What the exercise asks = Every line below is to be quoted exactly, with nothing added or dropped.

>> START

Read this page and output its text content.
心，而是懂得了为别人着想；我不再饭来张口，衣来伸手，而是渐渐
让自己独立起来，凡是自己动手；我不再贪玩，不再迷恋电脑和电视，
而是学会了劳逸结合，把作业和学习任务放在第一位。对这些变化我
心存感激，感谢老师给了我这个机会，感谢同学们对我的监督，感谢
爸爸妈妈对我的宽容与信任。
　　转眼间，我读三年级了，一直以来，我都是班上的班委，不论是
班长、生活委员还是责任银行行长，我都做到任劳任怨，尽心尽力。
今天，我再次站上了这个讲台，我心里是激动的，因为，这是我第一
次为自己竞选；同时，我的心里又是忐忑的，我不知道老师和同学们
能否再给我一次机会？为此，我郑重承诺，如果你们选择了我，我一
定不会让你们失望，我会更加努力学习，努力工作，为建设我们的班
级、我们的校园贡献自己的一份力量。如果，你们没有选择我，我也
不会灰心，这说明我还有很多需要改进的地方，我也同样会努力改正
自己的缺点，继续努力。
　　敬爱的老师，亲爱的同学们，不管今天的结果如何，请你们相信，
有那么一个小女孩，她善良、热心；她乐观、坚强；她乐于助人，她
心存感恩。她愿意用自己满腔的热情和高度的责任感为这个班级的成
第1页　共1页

>> END

Expected answer =
Read this page and output its text content.
心，而是懂得了为别人着想；我不再饭来张口，衣来伸手，而是渐渐
让自己独立起来，凡是自己动手；我不再贪玩，不再迷恋电脑和电视，
而是学会了劳逸结合，把作业和学习任务放在第一位。对这些变化我
心存感激，感谢老师给了我这个机会，感谢同学们对我的监督，感谢
爸爸妈妈对我的宽容与信任。
　　转眼间，我读三年级了，一直以来，我都是班上的班委，不论是
班长、生活委员还是责任银行行长，我都做到任劳任怨，尽心尽力。
今天，我再次站上了这个讲台，我心里是激动的，因为，这是我第一
次为自己竞选；同时，我的心里又是忐忑的，我不知道老师和同学们
能否再给我一次机会？为此，我郑重承诺，如果你们选择了我，我一
定不会让你们失望，我会更加努力学习，努力工作，为建设我们的班
级、我们的校园贡献自己的一份力量。如果，你们没有选择我，我也
不会灰心，这说明我还有很多需要改进的地方，我也同样会努力改正
自己的缺点，继续努力。
　　敬爱的老师，亲爱的同学们，不管今天的结果如何，请你们相信，
有那么一个小女孩，她善良、热心；她乐观、坚强；她乐于助人，她
心存感恩。她愿意用自己满腔的热情和高度的责任感为这个班级的成
第1页　共1页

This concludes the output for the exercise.